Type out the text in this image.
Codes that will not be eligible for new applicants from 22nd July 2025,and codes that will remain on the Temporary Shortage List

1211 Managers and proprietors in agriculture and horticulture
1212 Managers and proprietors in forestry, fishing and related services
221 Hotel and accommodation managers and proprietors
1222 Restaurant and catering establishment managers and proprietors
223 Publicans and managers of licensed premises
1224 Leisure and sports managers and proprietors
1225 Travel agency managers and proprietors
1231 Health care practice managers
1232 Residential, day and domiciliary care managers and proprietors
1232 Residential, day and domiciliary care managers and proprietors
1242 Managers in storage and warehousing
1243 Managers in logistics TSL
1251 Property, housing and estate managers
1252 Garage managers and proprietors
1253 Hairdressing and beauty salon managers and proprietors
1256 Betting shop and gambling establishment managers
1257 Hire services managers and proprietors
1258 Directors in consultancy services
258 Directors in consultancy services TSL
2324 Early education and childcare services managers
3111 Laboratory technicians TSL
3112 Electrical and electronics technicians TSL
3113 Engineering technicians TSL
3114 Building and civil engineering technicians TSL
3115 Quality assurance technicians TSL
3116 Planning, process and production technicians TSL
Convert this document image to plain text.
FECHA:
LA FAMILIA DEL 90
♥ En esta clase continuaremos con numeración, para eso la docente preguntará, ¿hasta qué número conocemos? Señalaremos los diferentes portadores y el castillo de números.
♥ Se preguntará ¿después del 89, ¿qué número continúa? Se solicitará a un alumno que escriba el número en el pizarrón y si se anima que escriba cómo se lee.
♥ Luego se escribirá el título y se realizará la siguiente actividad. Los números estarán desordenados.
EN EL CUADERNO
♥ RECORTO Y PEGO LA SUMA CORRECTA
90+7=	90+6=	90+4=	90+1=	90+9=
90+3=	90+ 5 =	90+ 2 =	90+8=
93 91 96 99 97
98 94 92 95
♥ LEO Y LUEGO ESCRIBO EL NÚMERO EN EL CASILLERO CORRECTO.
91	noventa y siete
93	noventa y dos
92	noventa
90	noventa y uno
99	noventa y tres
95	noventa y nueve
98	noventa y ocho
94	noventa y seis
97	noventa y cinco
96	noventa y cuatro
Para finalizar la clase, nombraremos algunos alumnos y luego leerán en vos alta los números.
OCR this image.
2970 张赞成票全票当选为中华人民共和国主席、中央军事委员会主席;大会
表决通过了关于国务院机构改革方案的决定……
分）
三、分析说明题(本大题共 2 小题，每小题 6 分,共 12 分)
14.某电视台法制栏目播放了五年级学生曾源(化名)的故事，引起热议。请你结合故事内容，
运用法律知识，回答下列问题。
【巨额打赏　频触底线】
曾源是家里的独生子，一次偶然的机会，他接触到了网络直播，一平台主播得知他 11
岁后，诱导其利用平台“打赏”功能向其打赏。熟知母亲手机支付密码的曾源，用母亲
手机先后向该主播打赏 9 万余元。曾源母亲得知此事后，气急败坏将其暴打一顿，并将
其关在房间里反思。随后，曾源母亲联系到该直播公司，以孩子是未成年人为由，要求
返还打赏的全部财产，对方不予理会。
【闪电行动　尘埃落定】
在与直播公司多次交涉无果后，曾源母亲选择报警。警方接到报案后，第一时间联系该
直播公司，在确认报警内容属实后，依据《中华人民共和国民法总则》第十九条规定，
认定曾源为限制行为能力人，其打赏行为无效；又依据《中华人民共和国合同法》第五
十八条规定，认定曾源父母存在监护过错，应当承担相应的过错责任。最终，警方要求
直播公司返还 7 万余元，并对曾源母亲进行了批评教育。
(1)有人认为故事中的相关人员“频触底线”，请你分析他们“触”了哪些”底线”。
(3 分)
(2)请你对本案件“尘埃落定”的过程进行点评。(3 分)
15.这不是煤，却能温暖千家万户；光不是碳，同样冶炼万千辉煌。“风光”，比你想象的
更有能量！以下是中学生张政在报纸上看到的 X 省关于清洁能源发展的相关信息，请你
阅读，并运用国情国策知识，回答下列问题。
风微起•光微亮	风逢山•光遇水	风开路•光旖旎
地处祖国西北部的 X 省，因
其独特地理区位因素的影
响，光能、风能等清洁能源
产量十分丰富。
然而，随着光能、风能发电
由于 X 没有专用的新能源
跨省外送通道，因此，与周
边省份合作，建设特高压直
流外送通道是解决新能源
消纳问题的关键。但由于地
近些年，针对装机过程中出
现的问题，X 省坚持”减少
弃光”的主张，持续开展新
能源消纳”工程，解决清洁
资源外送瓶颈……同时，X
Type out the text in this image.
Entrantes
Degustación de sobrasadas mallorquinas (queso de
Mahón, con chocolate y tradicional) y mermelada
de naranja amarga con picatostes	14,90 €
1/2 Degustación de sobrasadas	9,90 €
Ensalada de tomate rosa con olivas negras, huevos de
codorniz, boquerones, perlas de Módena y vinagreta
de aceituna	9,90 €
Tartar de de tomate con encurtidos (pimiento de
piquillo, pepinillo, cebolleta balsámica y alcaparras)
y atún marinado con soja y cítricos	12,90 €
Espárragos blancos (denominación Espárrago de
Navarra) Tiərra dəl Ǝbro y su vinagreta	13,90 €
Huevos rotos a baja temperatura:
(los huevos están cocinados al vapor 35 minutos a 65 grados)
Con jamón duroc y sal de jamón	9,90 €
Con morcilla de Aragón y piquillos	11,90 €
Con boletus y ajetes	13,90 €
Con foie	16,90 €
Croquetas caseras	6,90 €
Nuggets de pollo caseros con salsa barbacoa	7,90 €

Work to be completed: Your task is to output the full set of records exactly as presented.

Solution:
Type out the text in this image.
Codes that will not be eligible for new applicants from 22nd July 2025,and codes that will remain on the Temporary Shortage List

1211 Managers and proprietors in agriculture and horticulture
1212 Managers and proprietors in forestry, fishing and related services
221 Hotel and accommodation managers and proprietors
1222 Restaurant and catering establishment managers and proprietors
223 Publicans and managers of licensed premises
1224 Leisure and sports managers and proprietors
1225 Travel agency managers and proprietors
1231 Health care practice managers
1232 Residential, day and domiciliary care managers and proprietors
1232 Residential, day and domiciliary care managers and proprietors
1242 Managers in storage and warehousing
1243 Managers in logistics TSL
1251 Property, housing and estate managers
1252 Garage managers and proprietors
1253 Hairdressing and beauty salon managers and proprietors
1256 Betting shop and gambling establishment managers
1257 Hire services managers and proprietors
1258 Directors in consultancy services
258 Directors in consultancy services TSL
2324 Early education and childcare services managers
3111 Laboratory technicians TSL
3112 Electrical and electronics technicians TSL
3113 Engineering technicians TSL
3114 Building and civil engineering technicians TSL
3115 Quality assurance technicians TSL
3116 Planning, process and production technicians TSL
Convert this document image to plain text.
FECHA:
LA FAMILIA DEL 90
♥ En esta clase continuaremos con numeración, para eso la docente preguntará, ¿hasta qué número conocemos? Señalaremos los diferentes portadores y el castillo de números.
♥ Se preguntará ¿después del 89, ¿qué número continúa? Se solicitará a un alumno que escriba el número en el pizarrón y si se anima que escriba cómo se lee.
♥ Luego se escribirá el título y se realizará la siguiente actividad. Los números estarán desordenados.
EN EL CUADERNO
♥ RECORTO Y PEGO LA SUMA CORRECTA
90+7=	90+6=	90+4=	90+1=	90+9=
90+3=	90+ 5 =	90+ 2 =	90+8=
93 91 96 99 97
98 94 92 95
♥ LEO Y LUEGO ESCRIBO EL NÚMERO EN EL CASILLERO CORRECTO.
91	noventa y siete
93	noventa y dos
92	noventa
90	noventa y uno
99	noventa y tres
95	noventa y nueve
98	noventa y ocho
94	noventa y seis
97	noventa y cinco
96	noventa y cuatro
Para finalizar la clase, nombraremos algunos alumnos y luego leerán en vos alta los números.
OCR this image.
2970 张赞成票全票当选为中华人民共和国主席、中央军事委员会主席;大会
表决通过了关于国务院机构改革方案的决定……
分）
三、分析说明题(本大题共 2 小题，每小题 6 分,共 12 分)
14.某电视台法制栏目播放了五年级学生曾源(化名)的故事，引起热议。请你结合故事内容，
运用法律知识，回答下列问题。
【巨额打赏　频触底线】
曾源是家里的独生子，一次偶然的机会，他接触到了网络直播，一平台主播得知他 11
岁后，诱导其利用平台“打赏”功能向其打赏。熟知母亲手机支付密码的曾源，用母亲
手机先后向该主播打赏 9 万余元。曾源母亲得知此事后，气急败坏将其暴打一顿，并将
其关在房间里反思。随后，曾源母亲联系到该直播公司，以孩子是未成年人为由，要求
返还打赏的全部财产，对方不予理会。
【闪电行动　尘埃落定】
在与直播公司多次交涉无果后，曾源母亲选择报警。警方接到报案后，第一时间联系该
直播公司，在确认报警内容属实后，依据《中华人民共和国民法总则》第十九条规定，
认定曾源为限制行为能力人，其打赏行为无效；又依据《中华人民共和国合同法》第五
十八条规定，认定曾源父母存在监护过错，应当承担相应的过错责任。最终，警方要求
直播公司返还 7 万余元，并对曾源母亲进行了批评教育。
(1)有人认为故事中的相关人员“频触底线”，请你分析他们“触”了哪些”底线”。
(3 分)
(2)请你对本案件“尘埃落定”的过程进行点评。(3 分)
15.这不是煤，却能温暖千家万户；光不是碳，同样冶炼万千辉煌。“风光”，比你想象的
更有能量！以下是中学生张政在报纸上看到的 X 省关于清洁能源发展的相关信息，请你
阅读，并运用国情国策知识，回答下列问题。
风微起•光微亮	风逢山•光遇水	风开路•光旖旎
地处祖国西北部的 X 省，因
其独特地理区位因素的影
响，光能、风能等清洁能源
产量十分丰富。
然而，随着光能、风能发电
由于 X 没有专用的新能源
跨省外送通道，因此，与周
边省份合作，建设特高压直
流外送通道是解决新能源
消纳问题的关键。但由于地
近些年，针对装机过程中出
现的问题，X 省坚持”减少
弃光”的主张，持续开展新
能源消纳”工程，解决清洁
资源外送瓶颈……同时，X
Type out the text in this image.
Entrantes
Degustación de sobrasadas mallorquinas (queso de
Mahón, con chocolate y tradicional) y mermelada
de naranja amarga con picatostes	14,90 €
1/2 Degustación de sobrasadas	9,90 €
Ensalada de tomate rosa con olivas negras, huevos de
codorniz, boquerones, perlas de Módena y vinagreta
de aceituna	9,90 €
Tartar de de tomate con encurtidos (pimiento de
piquillo, pepinillo, cebolleta balsámica y alcaparras)
y atún marinado con soja y cítricos	12,90 €
Espárragos blancos (denominación Espárrago de
Navarra) Tiərra dəl Ǝbro y su vinagreta	13,90 €
Huevos rotos a baja temperatura:
(los huevos están cocinados al vapor 35 minutos a 65 grados)
Con jamón duroc y sal de jamón	9,90 €
Con morcilla de Aragón y piquillos	11,90 €
Con boletus y ajetes	13,90 €
Con foie	16,90 €
Croquetas caseras	6,90 €
Nuggets de pollo caseros con salsa barbacoa	7,90 €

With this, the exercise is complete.